• Estratto del documento:
============================================================

Quello che non riuscivo a spiegare

 

Gianluca Mondini

C'è un passaggio - magari è solo un momento, non lo so - in cui sento difficile vivere con pienezza quelle cose che la gente di solito si aspetta, o le cose che io mi aspetto da me stesso. Fatto è che, al di là che io riesca ad ascoltarlo con costanza o meno, spinge un “metro interiore” che misura una cosa precisa: l'avvicinarsi o l'allontanarsi da un certo senso di intimità con me e col mondo d'intorno. Arrivo a scoprire che certe cose sbandierate, dicono significative, cose che la gente fa normalmente - o che farebbe, se ne avesse la possibilità - apprezzate, ambite, o particolarmente riconosciute, non portano poi in quella direzione. È faticoso ammetterlo, perché fa restare spaesati, senza stelle. È come scoprire l'ennesima strada a fondo chiuso, accorgersi che la bussola che ho in mano, che fino a oggi è funzionata (o credevo funzionante) forse non funziona più.

============================================================

• Consegna A: Riproduci senza alcuna modifica le righe riportate qui sotto, dalla prima fino a quella che contiene "tile-khzamia[interactable]: خزامیا -۱.۳۳", compresa.

• Materiale di lavoro:
============================================================

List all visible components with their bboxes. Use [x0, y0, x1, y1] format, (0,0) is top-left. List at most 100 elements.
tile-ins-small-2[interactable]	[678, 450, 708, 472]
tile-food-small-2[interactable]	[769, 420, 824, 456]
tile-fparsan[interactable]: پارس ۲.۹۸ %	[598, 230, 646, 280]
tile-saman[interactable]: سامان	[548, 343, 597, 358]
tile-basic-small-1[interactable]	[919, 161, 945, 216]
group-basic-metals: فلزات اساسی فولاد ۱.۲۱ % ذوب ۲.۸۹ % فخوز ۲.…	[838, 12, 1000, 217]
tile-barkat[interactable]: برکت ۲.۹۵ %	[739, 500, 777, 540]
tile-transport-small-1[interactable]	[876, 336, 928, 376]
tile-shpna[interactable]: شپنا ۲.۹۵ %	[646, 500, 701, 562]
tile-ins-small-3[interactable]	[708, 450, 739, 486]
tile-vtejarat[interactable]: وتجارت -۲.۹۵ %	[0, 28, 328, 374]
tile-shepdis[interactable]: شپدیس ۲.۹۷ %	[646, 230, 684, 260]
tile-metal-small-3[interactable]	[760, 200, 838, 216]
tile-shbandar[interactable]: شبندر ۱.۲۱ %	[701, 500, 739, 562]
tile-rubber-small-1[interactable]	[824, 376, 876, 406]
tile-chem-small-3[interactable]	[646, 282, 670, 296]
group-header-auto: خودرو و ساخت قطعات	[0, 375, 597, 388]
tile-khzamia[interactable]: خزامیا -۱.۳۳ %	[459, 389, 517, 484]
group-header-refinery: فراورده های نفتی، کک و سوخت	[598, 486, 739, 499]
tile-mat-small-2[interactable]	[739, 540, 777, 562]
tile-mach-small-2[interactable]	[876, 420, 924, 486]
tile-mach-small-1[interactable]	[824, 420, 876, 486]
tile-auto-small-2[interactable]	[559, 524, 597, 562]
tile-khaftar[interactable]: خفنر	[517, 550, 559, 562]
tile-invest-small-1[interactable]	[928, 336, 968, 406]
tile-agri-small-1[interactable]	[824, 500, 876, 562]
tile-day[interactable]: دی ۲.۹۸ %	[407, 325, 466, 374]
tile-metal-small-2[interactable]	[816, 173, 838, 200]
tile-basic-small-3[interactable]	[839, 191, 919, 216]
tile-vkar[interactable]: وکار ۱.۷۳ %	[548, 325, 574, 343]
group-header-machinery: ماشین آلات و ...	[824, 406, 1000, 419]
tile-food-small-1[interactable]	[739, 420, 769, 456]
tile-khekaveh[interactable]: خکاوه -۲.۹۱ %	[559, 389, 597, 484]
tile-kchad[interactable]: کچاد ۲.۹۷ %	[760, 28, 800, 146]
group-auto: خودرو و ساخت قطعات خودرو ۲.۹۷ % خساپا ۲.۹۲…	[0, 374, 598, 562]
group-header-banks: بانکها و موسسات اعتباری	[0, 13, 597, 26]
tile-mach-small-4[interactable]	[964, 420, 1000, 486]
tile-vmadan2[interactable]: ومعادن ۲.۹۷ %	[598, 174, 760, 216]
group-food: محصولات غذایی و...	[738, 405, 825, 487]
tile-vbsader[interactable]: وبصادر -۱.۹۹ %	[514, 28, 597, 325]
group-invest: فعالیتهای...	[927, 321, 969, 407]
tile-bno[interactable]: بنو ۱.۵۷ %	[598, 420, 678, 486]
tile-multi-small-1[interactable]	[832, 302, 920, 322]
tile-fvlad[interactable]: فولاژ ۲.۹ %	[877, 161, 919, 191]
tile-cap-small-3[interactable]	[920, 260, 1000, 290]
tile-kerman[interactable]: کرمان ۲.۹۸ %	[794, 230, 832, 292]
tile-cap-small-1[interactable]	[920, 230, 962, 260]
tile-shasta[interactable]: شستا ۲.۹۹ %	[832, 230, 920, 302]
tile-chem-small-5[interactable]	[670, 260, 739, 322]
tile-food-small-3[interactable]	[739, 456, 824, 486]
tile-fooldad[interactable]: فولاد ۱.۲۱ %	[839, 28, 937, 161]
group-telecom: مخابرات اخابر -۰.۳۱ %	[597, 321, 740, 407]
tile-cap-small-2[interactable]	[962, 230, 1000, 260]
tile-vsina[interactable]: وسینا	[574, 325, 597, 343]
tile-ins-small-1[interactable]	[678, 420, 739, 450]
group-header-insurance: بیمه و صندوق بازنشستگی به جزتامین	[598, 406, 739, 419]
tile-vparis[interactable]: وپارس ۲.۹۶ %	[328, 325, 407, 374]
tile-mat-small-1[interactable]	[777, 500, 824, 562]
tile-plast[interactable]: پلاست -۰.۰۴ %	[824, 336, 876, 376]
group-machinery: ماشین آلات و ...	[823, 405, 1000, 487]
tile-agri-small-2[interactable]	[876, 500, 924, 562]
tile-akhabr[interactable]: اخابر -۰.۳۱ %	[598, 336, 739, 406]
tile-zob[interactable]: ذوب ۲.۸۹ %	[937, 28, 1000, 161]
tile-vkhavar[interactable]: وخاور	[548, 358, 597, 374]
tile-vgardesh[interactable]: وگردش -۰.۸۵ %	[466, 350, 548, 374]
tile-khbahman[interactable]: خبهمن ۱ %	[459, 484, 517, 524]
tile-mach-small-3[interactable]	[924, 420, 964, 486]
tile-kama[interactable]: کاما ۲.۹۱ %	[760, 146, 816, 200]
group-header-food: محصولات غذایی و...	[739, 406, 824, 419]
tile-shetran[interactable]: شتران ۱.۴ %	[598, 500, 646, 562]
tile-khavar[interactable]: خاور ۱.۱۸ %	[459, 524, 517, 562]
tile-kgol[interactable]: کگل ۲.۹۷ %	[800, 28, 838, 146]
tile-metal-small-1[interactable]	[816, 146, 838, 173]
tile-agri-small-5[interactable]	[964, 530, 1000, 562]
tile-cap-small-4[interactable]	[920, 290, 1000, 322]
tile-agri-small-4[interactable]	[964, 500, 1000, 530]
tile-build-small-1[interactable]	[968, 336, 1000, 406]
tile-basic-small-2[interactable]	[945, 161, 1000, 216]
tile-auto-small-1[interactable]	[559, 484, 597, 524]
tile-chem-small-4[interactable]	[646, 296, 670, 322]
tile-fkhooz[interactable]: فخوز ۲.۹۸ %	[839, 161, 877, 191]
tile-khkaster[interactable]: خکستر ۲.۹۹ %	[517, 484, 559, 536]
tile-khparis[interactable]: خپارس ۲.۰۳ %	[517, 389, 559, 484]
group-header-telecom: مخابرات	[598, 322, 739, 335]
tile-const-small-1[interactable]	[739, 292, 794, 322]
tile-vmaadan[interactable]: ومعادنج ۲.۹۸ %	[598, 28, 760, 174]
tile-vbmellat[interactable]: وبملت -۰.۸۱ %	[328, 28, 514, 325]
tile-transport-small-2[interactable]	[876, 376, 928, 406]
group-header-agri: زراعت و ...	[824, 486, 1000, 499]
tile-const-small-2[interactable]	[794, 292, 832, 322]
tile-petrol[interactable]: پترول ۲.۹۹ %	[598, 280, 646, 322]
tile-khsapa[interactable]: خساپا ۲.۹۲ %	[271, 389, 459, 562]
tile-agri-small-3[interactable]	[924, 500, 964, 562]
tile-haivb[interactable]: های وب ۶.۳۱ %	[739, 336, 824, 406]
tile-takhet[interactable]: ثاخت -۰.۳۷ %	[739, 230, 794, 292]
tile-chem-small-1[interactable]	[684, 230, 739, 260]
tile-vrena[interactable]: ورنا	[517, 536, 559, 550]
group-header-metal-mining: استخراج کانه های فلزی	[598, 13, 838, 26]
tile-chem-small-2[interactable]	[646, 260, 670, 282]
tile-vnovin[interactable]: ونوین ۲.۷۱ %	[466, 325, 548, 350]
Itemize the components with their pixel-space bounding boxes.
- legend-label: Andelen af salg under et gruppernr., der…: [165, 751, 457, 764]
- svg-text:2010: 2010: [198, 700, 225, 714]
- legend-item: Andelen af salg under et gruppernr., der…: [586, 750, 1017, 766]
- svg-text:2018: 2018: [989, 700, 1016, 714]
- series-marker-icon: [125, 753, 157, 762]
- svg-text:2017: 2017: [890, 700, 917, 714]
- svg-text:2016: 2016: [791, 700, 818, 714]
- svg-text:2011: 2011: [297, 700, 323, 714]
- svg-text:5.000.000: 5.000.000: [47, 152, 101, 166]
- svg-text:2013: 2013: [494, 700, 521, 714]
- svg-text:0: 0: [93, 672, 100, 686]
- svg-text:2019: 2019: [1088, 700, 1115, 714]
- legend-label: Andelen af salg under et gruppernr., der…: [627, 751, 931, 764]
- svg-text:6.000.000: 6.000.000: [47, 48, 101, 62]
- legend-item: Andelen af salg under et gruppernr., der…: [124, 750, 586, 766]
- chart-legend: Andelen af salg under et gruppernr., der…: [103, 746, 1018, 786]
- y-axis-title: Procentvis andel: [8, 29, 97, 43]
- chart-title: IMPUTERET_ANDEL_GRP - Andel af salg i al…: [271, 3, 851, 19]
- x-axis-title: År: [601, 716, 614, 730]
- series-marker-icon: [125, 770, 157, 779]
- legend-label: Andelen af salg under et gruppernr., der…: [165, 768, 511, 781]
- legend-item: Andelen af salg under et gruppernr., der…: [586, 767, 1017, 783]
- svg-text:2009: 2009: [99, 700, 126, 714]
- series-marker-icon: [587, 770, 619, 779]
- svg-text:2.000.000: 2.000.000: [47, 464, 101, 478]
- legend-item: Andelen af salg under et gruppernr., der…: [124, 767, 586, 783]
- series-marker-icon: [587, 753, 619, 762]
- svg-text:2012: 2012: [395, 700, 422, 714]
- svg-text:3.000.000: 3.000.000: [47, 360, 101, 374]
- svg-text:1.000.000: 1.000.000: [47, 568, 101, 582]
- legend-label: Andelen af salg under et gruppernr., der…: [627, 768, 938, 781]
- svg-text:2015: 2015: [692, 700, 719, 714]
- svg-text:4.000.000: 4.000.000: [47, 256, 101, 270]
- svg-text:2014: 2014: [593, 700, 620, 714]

============================================================

• Consegna B: Trascrivi fedelmente il passo dell'estratto del documento, da "C'è un passaggio" fino a "non funziona più." incluso.

• Risposta A:
List all visible components with their bboxes. Use [x0, y0, x1, y1] format, (0,0) is top-left. List at most 100 elements.
tile-ins-small-2[interactable]	[678, 450, 708, 472]
tile-food-small-2[interactable]	[769, 420, 824, 456]
tile-fparsan[interactable]: پارس ۲.۹۸ %	[598, 230, 646, 280]
tile-saman[interactable]: سامان	[548, 343, 597, 358]
tile-basic-small-1[interactable]	[919, 161, 945, 216]
group-basic-metals: فلزات اساسی فولاد ۱.۲۱ % ذوب ۲.۸۹ % فخوز ۲.…	[838, 12, 1000, 217]
tile-barkat[interactable]: برکت ۲.۹۵ %	[739, 500, 777, 540]
tile-transport-small-1[interactable]	[876, 336, 928, 376]
tile-shpna[interactable]: شپنا ۲.۹۵ %	[646, 500, 701, 562]
tile-ins-small-3[interactable]	[708, 450, 739, 486]
tile-vtejarat[interactable]: وتجارت -۲.۹۵ %	[0, 28, 328, 374]
tile-shepdis[interactable]: شپدیس ۲.۹۷ %	[646, 230, 684, 260]
tile-metal-small-3[interactable]	[760, 200, 838, 216]
tile-shbandar[interactable]: شبندر ۱.۲۱ %	[701, 500, 739, 562]
tile-rubber-small-1[interactable]	[824, 376, 876, 406]
tile-chem-small-3[interactable]	[646, 282, 670, 296]
group-header-auto: خودرو و ساخت قطعات	[0, 375, 597, 388]
tile-khzamia[interactable]: خزامیا -۱.۳۳ %	[459, 389, 517, 484]

• Risposta B:
C'è un passaggio - magari è solo un momento, non lo so - in cui sento difficile vivere con pienezza quelle cose che la gente di solito si aspetta, o le cose che io mi aspetto da me stesso. Fatto è che, al di là che io riesca ad ascoltarlo con costanza o meno, spinge un “metro interiore” che misura una cosa precisa: l'avvicinarsi o l'allontanarsi da un certo senso di intimità con me e col mondo d'intorno. Arrivo a scoprire che certe cose sbandierate, dicono significative, cose che la gente fa normalmente - o che farebbe, se ne avesse la possibilità - apprezzate, ambite, o particolarmente riconosciute, non portano poi in quella direzione. È faticoso ammetterlo, perché fa restare spaesati, senza stelle. È come scoprire l'ennesima strada a fondo chiuso, accorgersi che la bussola che ho in mano, che fino a oggi è funzionata (o credevo funzionante) forse non funziona più.